- Information given:
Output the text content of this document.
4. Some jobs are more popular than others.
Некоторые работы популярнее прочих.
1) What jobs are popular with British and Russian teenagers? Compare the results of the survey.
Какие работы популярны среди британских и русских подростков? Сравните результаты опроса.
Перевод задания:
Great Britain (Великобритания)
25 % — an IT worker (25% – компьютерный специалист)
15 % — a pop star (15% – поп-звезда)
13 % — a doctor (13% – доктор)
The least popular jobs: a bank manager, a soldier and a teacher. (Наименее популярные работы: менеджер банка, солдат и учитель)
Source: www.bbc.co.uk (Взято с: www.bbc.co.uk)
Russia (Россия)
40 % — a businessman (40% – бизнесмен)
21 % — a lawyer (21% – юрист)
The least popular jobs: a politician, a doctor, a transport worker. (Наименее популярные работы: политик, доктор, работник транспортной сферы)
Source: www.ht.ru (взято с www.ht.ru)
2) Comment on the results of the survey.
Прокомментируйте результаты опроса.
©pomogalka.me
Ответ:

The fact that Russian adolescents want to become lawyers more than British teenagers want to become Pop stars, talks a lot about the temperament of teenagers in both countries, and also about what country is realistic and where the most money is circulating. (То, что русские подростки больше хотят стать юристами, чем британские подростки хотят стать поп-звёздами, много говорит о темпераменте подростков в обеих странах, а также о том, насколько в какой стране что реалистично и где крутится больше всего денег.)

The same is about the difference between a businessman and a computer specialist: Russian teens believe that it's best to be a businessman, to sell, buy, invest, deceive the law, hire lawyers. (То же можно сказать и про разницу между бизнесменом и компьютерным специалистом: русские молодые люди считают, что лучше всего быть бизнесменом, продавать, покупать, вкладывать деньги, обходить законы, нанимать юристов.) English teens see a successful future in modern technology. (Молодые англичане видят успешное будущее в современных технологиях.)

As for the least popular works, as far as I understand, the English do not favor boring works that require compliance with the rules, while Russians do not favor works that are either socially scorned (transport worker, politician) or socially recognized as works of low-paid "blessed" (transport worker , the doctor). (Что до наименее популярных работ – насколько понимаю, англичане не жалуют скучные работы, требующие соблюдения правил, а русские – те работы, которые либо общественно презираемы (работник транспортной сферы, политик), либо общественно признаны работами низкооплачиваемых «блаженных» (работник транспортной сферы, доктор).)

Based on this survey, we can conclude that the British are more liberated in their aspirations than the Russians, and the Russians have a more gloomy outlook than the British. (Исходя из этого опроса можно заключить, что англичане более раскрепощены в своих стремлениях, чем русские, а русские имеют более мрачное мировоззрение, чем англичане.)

- Short exercise:
Each entry is to be returned in full, character for character.

- Solution to the problem:
Output the text content of this document.
4. Some jobs are more popular than others.
Некоторые работы популярнее прочих.
1) What jobs are popular with British and Russian teenagers? Compare the results of the survey.
Какие работы популярны среди британских и русских подростков? Сравните результаты опроса.
Перевод задания:
Great Britain (Великобритания)
25 % — an IT worker (25% – компьютерный специалист)
15 % — a pop star (15% – поп-звезда)
13 % — a doctor (13% – доктор)
The least popular jobs: a bank manager, a soldier and a teacher. (Наименее популярные работы: менеджер банка, солдат и учитель)
Source: www.bbc.co.uk (Взято с: www.bbc.co.uk)
Russia (Россия)
40 % — a businessman (40% – бизнесмен)
21 % — a lawyer (21% – юрист)
The least popular jobs: a politician, a doctor, a transport worker. (Наименее популярные работы: политик, доктор, работник транспортной сферы)
Source: www.ht.ru (взято с www.ht.ru)
2) Comment on the results of the survey.
Прокомментируйте результаты опроса.
©pomogalka.me
Ответ:

The fact that Russian adolescents want to become lawyers more than British teenagers want to become Pop stars, talks a lot about the temperament of teenagers in both countries, and also about what country is realistic and where the most money is circulating. (То, что русские подростки больше хотят стать юристами, чем британские подростки хотят стать поп-звёздами, много говорит о темпераменте подростков в обеих странах, а также о том, насколько в какой стране что реалистично и где крутится больше всего денег.)

The same is about the difference between a businessman and a computer specialist: Russian teens believe that it's best to be a businessman, to sell, buy, invest, deceive the law, hire lawyers. (То же можно сказать и про разницу между бизнесменом и компьютерным специалистом: русские молодые люди считают, что лучше всего быть бизнесменом, продавать, покупать, вкладывать деньги, обходить законы, нанимать юристов.) English teens see a successful future in modern technology. (Молодые англичане видят успешное будущее в современных технологиях.)

As for the least popular works, as far as I understand, the English do not favor boring works that require compliance with the rules, while Russians do not favor works that are either socially scorned (transport worker, politician) or socially recognized as works of low-paid "blessed" (transport worker , the doctor). (Что до наименее популярных работ – насколько понимаю, англичане не жалуют скучные работы, требующие соблюдения правил, а русские – те работы, которые либо общественно презираемы (работник транспортной сферы, политик), либо общественно признаны работами низкооплачиваемых «блаженных» (работник транспортной сферы, доктор).)

Based on this survey, we can conclude that the British are more liberated in their aspirations than the Russians, and the Russians have a more gloomy outlook than the British. (Исходя из этого опроса можно заключить, что англичане более раскрепощены в своих стремлениях, чем русские, а русские имеют более мрачное мировоззрение, чем англичане.)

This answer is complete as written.